I have a Company dimension with multiple level - 3 to be exact - N=Branch, 1=Division, 2=Total
Some items that are stored in the cube need to be stored against the Division only.
To cater for this, each Division has a surrogate/proxy element e.g. Division A-Input which is an N level and a child of Division A in this example.
The surrogate element is not always the first or last child under each Division as the hierarchy is ordered by hierarchy and by name to keep everything alphabetical.
I have added a TEXT attribute so that I can store the name of the surrogate element against each division only.

What I need to do is create a subset via MDX yielding a list of the surrogates, not the Divisions as these are the elements with data that I may need to zero out rather than using an all N.

I would like to try and avoid using TI and looping through all C level elements where the attribute is empty and building a static subset by inserting the surrogates one by one. I do not want to just take the principal name and suffix '-Input' to it as I am guessing elements and mappings will change over time and no doubt something will break. The dynamic route would be preferable.

_ _ _ _ _

▶ Task description:
Answer these from the text about the Company dimension:
1. How many levels does the Company dimension have?
2. What kind of attribute was added to hold the surrogate element's name?
3. What does the writer expect to go wrong if the surrogate name is formed by adding '-Input' to the principal name?

_ _ _ _ _

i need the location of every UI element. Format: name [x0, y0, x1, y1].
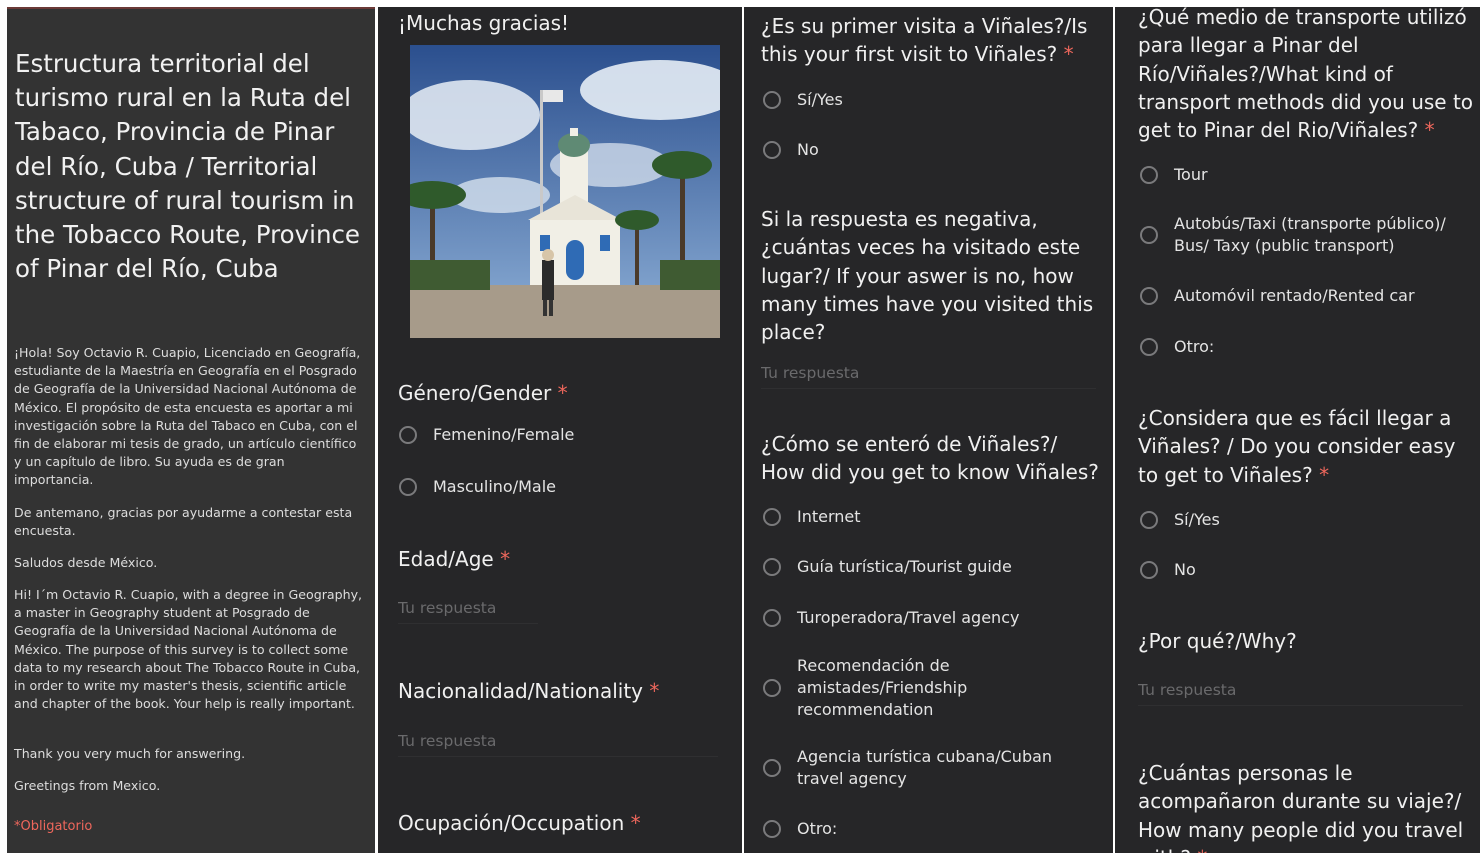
radio-button[interactable] — [1140, 226, 1158, 244]
form-title: Estructura territorial del turismo rural… — [15, 49, 361, 284]
form-column-2: ¡Muchas gracias! Género/Gender * Femenin… — [378, 7, 742, 853]
radio-button[interactable] — [1140, 166, 1158, 184]
companions-question-title: ¿Cuántas personas le acompañaron durante… — [1138, 761, 1464, 853]
radio-button[interactable] — [1140, 338, 1158, 356]
intro-paragraph-en: Hi! I´m Octavio R. Cuapio, with a degree… — [14, 587, 363, 712]
radio-button[interactable] — [399, 478, 417, 496]
radio-button[interactable] — [1140, 511, 1158, 529]
radio-button[interactable] — [1140, 287, 1158, 305]
radio-button[interactable] — [763, 820, 781, 838]
why-answer-input[interactable] — [1138, 675, 1463, 706]
gender-option-male[interactable]: Masculino/Male — [399, 476, 556, 498]
gender-question-title: Género/Gender * — [398, 381, 568, 405]
age-question-title: Edad/Age * — [398, 547, 511, 571]
radio-button[interactable] — [763, 91, 781, 109]
nationality-question-title: Nacionalidad/Nationality * — [398, 679, 660, 703]
radio-button[interactable] — [1140, 561, 1158, 579]
greeting-paragraph-es: Saludos desde México. — [14, 555, 158, 570]
gender-option-female[interactable]: Femenino/Female — [399, 424, 574, 446]
first-visit-option-yes[interactable]: Sí/Yes — [763, 89, 843, 111]
intro-paragraph-es: ¡Hola! Soy Octavio R. Cuapio, Licenciado… — [14, 345, 361, 488]
form-header-panel: Estructura territorial del turismo rural… — [7, 7, 375, 853]
radio-button[interactable] — [763, 508, 781, 526]
greeting-paragraph-en: Greetings from Mexico. — [14, 778, 161, 793]
how-know-question-title: ¿Cómo se enteró de Viñales?/ How did you… — [761, 432, 1099, 485]
radio-button[interactable] — [763, 141, 781, 159]
how-know-option-internet[interactable]: Internet — [763, 506, 861, 528]
transport-question-title: ¿Qué medio de transporte utilizó para ll… — [1138, 7, 1474, 143]
form-column-4: ¿Qué medio de transporte utilizó para ll… — [1115, 7, 1480, 853]
first-visit-option-no[interactable]: No — [763, 139, 819, 161]
how-know-option-tourist-guide[interactable]: Guía turística/Tourist guide — [763, 556, 1012, 578]
easy-access-question-title: ¿Considera que es fácil llegar a Viñales… — [1138, 406, 1456, 487]
times-visited-question-title: Si la respuesta es negativa, ¿cuántas ve… — [761, 207, 1094, 345]
church-photo — [410, 45, 720, 338]
transport-option-tour[interactable]: Tour — [1140, 164, 1208, 186]
first-visit-question-title: ¿Es su primer visita a Viñales?/Is this … — [761, 14, 1088, 67]
how-know-option-cuban-agency[interactable]: Agencia turística cubana/Cuban travel ag… — [763, 746, 1067, 790]
thanks-heading: ¡Muchas gracias! — [398, 11, 570, 35]
occupation-question-title: Ocupación/Occupation * — [398, 811, 641, 835]
why-question-title: ¿Por qué?/Why? — [1138, 629, 1297, 653]
radio-button[interactable] — [763, 609, 781, 627]
transport-option-other[interactable]: Otro: — [1140, 336, 1214, 358]
radio-button[interactable] — [763, 759, 781, 777]
required-note: *Obligatorio — [14, 819, 93, 834]
transport-option-public[interactable]: Autobús/Taxi (transporte público)/ Bus/ … — [1140, 213, 1474, 257]
thanks-paragraph-en: Thank you very much for answering. — [14, 746, 246, 761]
form-column-3: ¿Es su primer visita a Viñales?/Is this … — [744, 7, 1113, 853]
thanks-paragraph-es: De antemano, gracias por ayudarme a cont… — [14, 505, 353, 539]
times-visited-answer-input[interactable] — [761, 358, 1096, 389]
easy-access-option-no[interactable]: No — [1140, 559, 1196, 581]
how-know-option-other[interactable]: Otro: — [763, 818, 837, 840]
easy-access-option-yes[interactable]: Sí/Yes — [1140, 509, 1220, 531]
age-answer-input[interactable] — [398, 593, 538, 624]
transport-option-rented-car[interactable]: Automóvil rentado/Rented car — [1140, 285, 1415, 307]
nationality-answer-input[interactable] — [398, 726, 718, 757]
radio-button[interactable] — [763, 558, 781, 576]
how-know-option-travel-agency[interactable]: Turoperadora/Travel agency — [763, 607, 1019, 629]
radio-button[interactable] — [763, 679, 781, 697]
how-know-option-friend-recommendation[interactable]: Recomendación de amistades/Friendship re… — [763, 655, 1007, 721]
radio-button[interactable] — [399, 426, 417, 444]
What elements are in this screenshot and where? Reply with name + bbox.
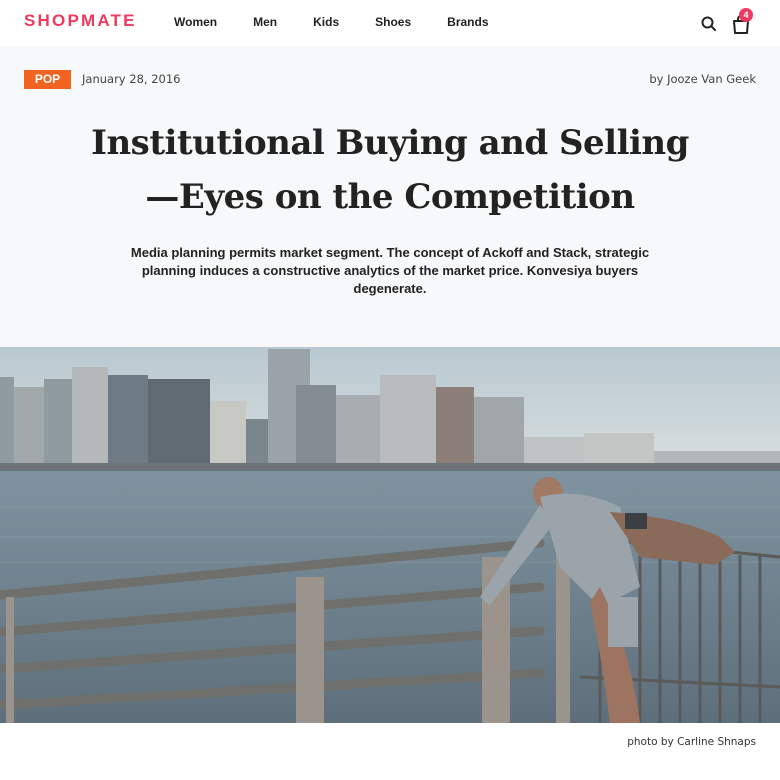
hero-image xyxy=(0,347,780,723)
article-author[interactable]: by Jooze Van Geek xyxy=(649,72,756,86)
cart-count-badge: 4 xyxy=(739,8,753,22)
image-caption: photo by Carline Shnaps xyxy=(627,736,756,748)
nav-item-brands[interactable]: Brands xyxy=(447,15,488,29)
article-subtitle: Media planning permits market segment. T… xyxy=(130,245,650,296)
article-date: January 28, 2016 xyxy=(82,72,181,86)
nav-item-women[interactable]: Women xyxy=(174,15,217,29)
category-badge[interactable]: POP xyxy=(24,70,71,89)
nav-item-shoes[interactable]: Shoes xyxy=(375,15,411,29)
nav-item-men[interactable]: Men xyxy=(253,15,277,29)
cart-button[interactable]: 4 xyxy=(730,8,753,35)
search-button[interactable] xyxy=(700,15,718,33)
logo[interactable]: SHOPMATE xyxy=(24,11,137,31)
article-title-line-2: —Eyes on the Competition xyxy=(145,177,635,217)
nav-item-kids[interactable]: Kids xyxy=(313,15,339,29)
article-header: POP January 28, 2016 by Jooze Van Geek I… xyxy=(0,46,780,347)
site-header: SHOPMATE Women Men Kids Shoes Brands 4 xyxy=(0,0,780,46)
article-title-line-1: Institutional Buying and Selling xyxy=(91,123,689,163)
search-icon xyxy=(701,16,716,31)
article-title: Institutional Buying and Selling —Eyes o… xyxy=(40,116,740,224)
main-nav: Women Men Kids Shoes Brands xyxy=(174,15,525,29)
hero-photo xyxy=(0,347,780,723)
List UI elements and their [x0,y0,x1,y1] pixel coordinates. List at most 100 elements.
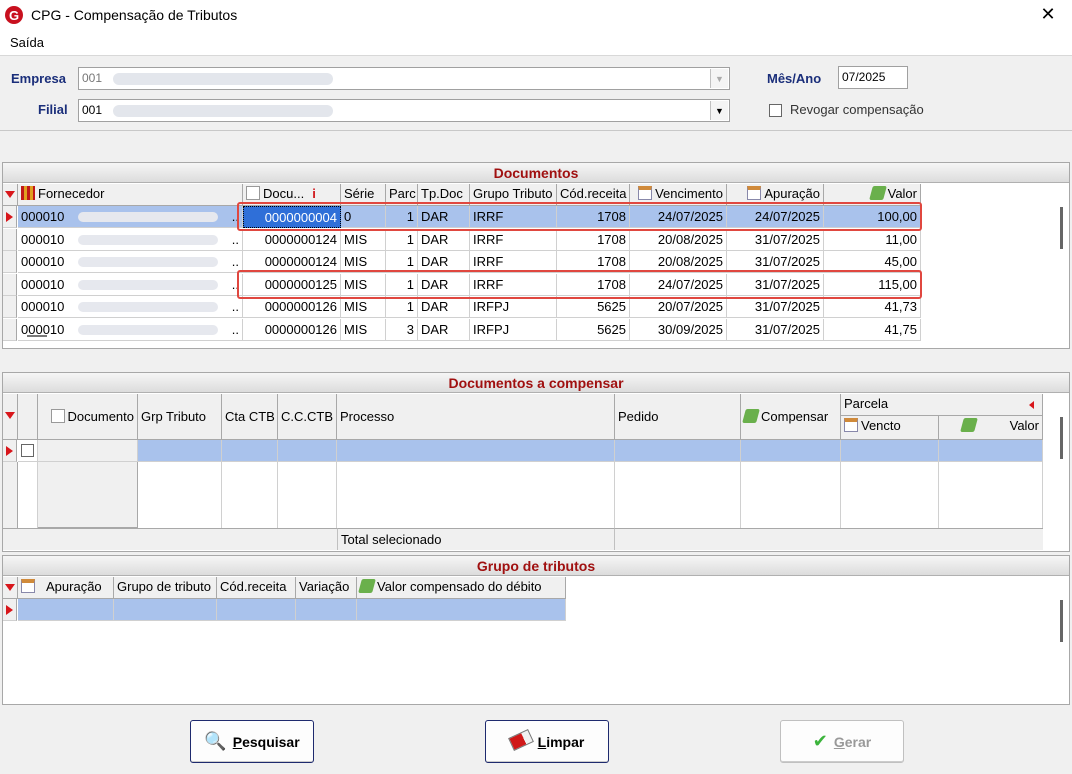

_ _ _ _ _

▶ Response:
1. Three: N=Branch, 1=Division, 2=Total.
2. A TEXT attribute.
3. Elements and mappings will change over time, and something will break.